*What you have to do*:
Each record below should be output verbatim, without pictures.

Saved entries:

──────

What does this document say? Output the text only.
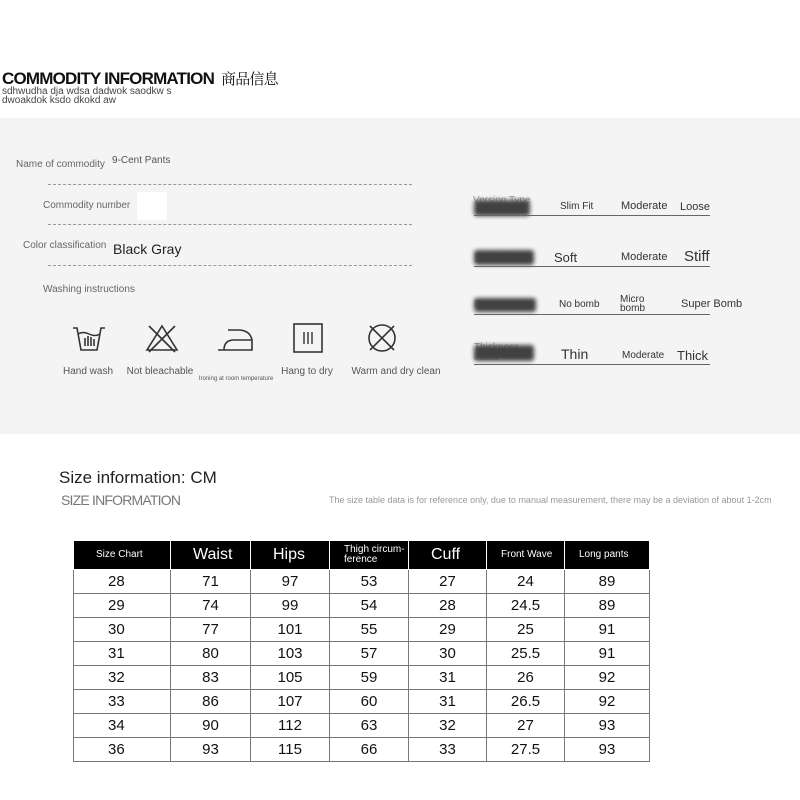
COMMODITY INFORMATION 商品信息
sdhwudha dja wdsa dadwok saodkw s dwoakdok ksdo dkokd aw
Name of commodity 9-Cent Pants
Commodity number
Color classification Black Gray
Washing instructions
Hand wash	Not bleachable
Ironing at room temperature
Hang to dry	Warm and dry clean
Version Type
Slim Fit	Moderate Loose
Soft index	Soft	Moderate Stiff
Elastic index	No bomb Micro bomb	Super Bomb
Thickness index	Thin	Moderate Thick
Size information: CM
SIZE INFORMATION	The size table data is for reference only, due to manual measurement, there may be a deviation of about 1-2cm
Size Chart	Waist	Hips	Thigh circum-ference	Cuff	Front Wave	Long pants
28	71	97	53	27	24	89
29	74	99	54	28	24.5	89
30	77	101	55	29	25	91
31	80	103	57	30	25.5	91
32	83	105	59	31	26	92
33	86	107	60	31	26.5	92
34	90	112	63	32	27	93
36	93	115	66	33	27.5	93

──────

*Result of this task*:
What does this document say? Output the text only.
COMMODITY INFORMATION 商品信息
sdhwudha dja wdsa dadwok saodkw s dwoakdok ksdo dkokd aw
Name of commodity 9-Cent Pants
Commodity number
Color classification Black Gray
Washing instructions
Hand wash	Not bleachable
Ironing at room temperature
Hang to dry	Warm and dry clean
Version Type
Slim Fit	Moderate Loose
Soft index	Soft	Moderate Stiff
Elastic index	No bomb Micro bomb	Super Bomb
Thickness index	Thin	Moderate Thick
Size information: CM
SIZE INFORMATION	The size table data is for reference only, due to manual measurement, there may be a deviation of about 1-2cm
Size Chart	Waist	Hips	Thigh circum-ference	Cuff	Front Wave	Long pants
28	71	97	53	27	24	89
29	74	99	54	28	24.5	89
30	77	101	55	29	25	91
31	80	103	57	30	25.5	91
32	83	105	59	31	26	92
33	86	107	60	31	26.5	92
34	90	112	63	32	27	93
36	93	115	66	33	27.5	93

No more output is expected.